**Challenge 1:** Please substitute "server" for "broker" in the Opentalk post, starting with "so you can see" and going on through "with communication failures.", and give that passage back.

**Page extract:**
= = =
Hi all, For the last year or so I have been working at Soops in
Amsterdam. www.soops.nl . One of the first tasks
I did was to implement a more reliable communications layer for open talk that
would automatically recover from network outages etc. With the fine team here
we have really stress tested this and it is in production with their energy
trading system. I got permission to put it in the public repository and share
it with everyone under the MIT license. So if you ever wanted to get rid of all those exception
handlers and headaches with remote open talk sends etc, give the
Opentalk-Reliable-Communication-Layer a try. It will make life a lot simpler
for you out of the box and works for 7.6 7.7 and the current 7.8 development
track. It also works in the 7.4 and 7.5 images as well although I do not
guarantee future changes will work in these unless I have time and money to do
so ( J ) I intend to add features to
this etc and also make it better and am open to suggestions and feature
requests etc. We encourage folks to give it a try. The package comments have some code an examples to get
you started. It has features like specifying if you want message order
maintained for an object (default) or you can specify which selectors can get
sent in any order etc. If there is a communication break the system can recover
from where it left off including getting any replies that you missed etc. It
will maintain integrity among threads communicating to a remote object. With the recovery application you can extend it to do things
like failover rather easily without the calling thread being the wise to the
fact that you have sent the request elsewhere for a response etc. the Recovery
application also provides the developer with staus of the remote process etc.
so you can see if you are deadlock rather than a communication problem etc. you
can test and ping the remote broker etc. It is pluggable so you can put in you own recovery
application if there is a sever failure in the system and the application
developer now has a lot more options for dealing with communication failures.
= = =
**Challenge 2:** Pick out every row below that contains the string "feature", treating case as significant.
= = =
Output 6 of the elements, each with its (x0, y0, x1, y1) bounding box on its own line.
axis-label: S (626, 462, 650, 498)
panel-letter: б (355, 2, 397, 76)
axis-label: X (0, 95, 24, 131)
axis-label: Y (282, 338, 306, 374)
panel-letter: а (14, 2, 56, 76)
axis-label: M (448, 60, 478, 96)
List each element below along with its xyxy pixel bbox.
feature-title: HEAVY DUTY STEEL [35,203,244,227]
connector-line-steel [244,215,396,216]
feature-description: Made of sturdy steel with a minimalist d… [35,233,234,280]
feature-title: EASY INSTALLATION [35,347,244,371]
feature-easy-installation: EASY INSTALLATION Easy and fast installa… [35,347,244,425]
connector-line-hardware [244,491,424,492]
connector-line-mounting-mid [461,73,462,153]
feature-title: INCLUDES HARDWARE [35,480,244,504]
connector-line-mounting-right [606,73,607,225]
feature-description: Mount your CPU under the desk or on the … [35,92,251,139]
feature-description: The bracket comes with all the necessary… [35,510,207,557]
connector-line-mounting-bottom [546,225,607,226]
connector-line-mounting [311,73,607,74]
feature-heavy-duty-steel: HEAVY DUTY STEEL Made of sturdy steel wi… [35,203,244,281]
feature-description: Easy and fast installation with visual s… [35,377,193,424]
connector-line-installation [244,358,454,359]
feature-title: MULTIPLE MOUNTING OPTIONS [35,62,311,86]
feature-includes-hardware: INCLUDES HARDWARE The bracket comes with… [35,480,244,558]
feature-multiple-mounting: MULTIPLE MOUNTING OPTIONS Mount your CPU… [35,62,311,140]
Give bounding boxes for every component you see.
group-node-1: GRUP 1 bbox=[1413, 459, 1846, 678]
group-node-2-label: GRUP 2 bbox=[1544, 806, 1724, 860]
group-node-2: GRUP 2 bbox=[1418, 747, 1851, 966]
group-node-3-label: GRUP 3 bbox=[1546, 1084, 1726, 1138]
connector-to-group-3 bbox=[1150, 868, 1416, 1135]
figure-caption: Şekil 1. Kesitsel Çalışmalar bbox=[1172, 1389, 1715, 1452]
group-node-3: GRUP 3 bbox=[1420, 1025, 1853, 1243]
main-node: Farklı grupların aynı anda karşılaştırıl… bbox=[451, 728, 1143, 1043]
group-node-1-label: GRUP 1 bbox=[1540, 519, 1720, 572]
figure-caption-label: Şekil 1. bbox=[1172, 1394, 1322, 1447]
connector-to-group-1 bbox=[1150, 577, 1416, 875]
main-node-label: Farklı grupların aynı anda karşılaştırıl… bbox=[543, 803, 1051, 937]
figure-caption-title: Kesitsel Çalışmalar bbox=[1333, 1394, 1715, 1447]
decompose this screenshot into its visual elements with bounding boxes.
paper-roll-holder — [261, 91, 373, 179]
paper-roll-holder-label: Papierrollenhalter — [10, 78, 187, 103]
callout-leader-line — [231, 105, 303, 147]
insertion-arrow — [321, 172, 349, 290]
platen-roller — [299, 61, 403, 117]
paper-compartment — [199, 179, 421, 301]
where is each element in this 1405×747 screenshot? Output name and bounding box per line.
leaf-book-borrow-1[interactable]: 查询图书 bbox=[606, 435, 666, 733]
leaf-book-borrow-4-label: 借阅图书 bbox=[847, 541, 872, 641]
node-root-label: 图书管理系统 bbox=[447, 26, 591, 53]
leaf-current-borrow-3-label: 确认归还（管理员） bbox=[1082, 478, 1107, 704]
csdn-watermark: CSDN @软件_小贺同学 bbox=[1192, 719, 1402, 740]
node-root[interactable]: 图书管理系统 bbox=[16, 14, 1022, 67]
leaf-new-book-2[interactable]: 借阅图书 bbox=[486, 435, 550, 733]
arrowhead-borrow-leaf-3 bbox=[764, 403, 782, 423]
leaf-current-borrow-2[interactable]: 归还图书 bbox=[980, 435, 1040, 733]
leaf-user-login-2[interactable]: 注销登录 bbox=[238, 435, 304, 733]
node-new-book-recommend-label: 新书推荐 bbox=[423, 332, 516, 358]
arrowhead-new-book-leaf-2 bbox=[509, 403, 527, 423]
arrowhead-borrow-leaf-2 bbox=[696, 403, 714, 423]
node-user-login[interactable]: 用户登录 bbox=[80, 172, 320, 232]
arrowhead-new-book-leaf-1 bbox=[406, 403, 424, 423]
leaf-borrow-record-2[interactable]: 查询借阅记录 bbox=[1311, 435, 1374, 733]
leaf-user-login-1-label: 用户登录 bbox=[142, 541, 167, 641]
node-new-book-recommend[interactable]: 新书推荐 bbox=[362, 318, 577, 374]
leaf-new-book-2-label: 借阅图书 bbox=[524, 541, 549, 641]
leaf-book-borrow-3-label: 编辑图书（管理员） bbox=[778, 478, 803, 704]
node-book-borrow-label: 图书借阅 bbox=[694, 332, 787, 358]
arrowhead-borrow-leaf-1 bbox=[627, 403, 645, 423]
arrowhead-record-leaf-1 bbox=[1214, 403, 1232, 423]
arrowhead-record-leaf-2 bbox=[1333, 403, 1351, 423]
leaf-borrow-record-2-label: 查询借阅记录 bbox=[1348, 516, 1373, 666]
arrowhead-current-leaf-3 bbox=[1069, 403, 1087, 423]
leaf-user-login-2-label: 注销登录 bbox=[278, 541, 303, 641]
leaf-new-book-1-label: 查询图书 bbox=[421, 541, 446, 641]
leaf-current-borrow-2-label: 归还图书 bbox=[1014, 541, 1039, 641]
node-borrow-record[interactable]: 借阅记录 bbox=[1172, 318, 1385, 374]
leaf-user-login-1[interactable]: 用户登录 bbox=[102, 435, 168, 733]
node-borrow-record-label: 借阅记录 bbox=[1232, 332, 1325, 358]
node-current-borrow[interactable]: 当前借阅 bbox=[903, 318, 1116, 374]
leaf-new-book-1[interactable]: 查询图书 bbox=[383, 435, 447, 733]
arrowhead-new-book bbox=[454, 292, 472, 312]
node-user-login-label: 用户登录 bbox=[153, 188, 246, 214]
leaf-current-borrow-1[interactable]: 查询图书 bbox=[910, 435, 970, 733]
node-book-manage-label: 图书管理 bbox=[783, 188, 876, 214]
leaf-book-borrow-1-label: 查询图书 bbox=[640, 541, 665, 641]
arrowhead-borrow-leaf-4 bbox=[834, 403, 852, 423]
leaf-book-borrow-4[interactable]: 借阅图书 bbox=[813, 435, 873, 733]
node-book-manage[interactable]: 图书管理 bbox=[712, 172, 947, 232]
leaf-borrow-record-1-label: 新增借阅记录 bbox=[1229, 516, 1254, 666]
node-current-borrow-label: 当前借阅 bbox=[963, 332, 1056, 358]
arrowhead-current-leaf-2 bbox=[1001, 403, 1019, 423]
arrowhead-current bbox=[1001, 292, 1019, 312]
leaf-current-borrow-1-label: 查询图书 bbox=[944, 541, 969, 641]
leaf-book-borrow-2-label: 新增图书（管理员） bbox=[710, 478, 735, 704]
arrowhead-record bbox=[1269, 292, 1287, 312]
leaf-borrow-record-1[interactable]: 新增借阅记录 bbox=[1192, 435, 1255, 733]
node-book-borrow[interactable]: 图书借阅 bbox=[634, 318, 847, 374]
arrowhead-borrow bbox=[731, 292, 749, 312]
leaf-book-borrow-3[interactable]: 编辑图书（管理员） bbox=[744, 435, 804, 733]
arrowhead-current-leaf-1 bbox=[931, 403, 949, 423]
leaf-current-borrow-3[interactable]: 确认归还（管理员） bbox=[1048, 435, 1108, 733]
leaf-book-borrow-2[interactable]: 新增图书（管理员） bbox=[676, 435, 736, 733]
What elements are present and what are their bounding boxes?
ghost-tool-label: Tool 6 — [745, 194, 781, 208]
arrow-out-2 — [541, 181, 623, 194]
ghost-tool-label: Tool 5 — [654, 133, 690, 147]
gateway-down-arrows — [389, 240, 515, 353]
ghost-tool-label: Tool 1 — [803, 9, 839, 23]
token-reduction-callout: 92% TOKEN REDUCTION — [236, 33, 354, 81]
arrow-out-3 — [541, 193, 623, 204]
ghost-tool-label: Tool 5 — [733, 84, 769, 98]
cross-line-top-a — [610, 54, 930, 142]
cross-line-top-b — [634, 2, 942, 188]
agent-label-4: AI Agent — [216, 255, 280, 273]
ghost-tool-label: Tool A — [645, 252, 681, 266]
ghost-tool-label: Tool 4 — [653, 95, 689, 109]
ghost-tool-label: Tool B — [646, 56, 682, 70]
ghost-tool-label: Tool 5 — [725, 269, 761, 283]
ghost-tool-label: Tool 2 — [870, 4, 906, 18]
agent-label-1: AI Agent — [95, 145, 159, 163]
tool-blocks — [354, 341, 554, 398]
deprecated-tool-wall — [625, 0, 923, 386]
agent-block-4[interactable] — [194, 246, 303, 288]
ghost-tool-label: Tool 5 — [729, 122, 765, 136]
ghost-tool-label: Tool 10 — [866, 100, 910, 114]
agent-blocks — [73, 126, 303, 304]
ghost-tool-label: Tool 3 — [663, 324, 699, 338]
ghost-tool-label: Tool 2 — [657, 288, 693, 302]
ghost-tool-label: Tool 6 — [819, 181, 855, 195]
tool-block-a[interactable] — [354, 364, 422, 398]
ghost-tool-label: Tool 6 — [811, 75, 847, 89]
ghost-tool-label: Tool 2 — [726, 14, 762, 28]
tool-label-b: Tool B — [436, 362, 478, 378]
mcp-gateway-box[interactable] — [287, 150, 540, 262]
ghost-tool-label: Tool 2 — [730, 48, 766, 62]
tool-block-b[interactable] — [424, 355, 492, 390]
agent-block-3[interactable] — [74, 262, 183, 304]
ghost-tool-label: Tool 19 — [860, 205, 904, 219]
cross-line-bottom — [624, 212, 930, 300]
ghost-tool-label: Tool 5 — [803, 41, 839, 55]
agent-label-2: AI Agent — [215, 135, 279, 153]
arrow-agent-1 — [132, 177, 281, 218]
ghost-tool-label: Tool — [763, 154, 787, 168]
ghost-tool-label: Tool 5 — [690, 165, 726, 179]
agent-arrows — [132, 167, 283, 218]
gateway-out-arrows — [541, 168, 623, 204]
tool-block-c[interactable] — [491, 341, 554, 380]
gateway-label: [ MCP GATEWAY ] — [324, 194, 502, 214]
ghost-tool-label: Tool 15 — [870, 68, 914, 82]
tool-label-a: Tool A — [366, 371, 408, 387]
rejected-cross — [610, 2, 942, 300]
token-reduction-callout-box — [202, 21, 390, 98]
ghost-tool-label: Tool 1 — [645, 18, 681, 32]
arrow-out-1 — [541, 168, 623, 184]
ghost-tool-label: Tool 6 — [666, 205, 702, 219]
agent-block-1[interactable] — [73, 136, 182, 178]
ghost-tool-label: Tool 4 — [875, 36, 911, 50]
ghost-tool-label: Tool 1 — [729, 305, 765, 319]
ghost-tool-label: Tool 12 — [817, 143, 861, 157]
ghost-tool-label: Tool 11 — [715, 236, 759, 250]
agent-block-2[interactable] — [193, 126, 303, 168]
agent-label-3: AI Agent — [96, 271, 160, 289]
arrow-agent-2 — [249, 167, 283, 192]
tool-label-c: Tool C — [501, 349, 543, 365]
= = =
**Full response 1:**
so you can see if you are deadlock rather than a communication problem etc. you
can test and ping the remote server etc. It is pluggable so you can put in you own recovery
application if there is a sever failure in the system and the application
developer now has a lot more options for dealing with communication failures.

**Full response 2:**
feature-title: HEAVY DUTY STEEL [35,203,244,227]
feature-description: Made of sturdy steel with a minimalist d… [35,233,234,280]
feature-title: EASY INSTALLATION [35,347,244,371]
feature-easy-installation: EASY INSTALLATION Easy and fast installa… [35,347,244,425]
feature-title: INCLUDES HARDWARE [35,480,244,504]
feature-description: Mount your CPU under the desk or on the … [35,92,251,139]
feature-description: The bracket comes with all the necessary… [35,510,207,557]
feature-heavy-duty-steel: HEAVY DUTY STEEL Made of sturdy steel wi… [35,203,244,281]
feature-description: Easy and fast installation with visual s… [35,377,193,424]
feature-title: MULTIPLE MOUNTING OPTIONS [35,62,311,86]
feature-includes-hardware: INCLUDES HARDWARE The bracket comes with… [35,480,244,558]
feature-multiple-mounting: MULTIPLE MOUNTING OPTIONS Mount your CPU… [35,62,311,140]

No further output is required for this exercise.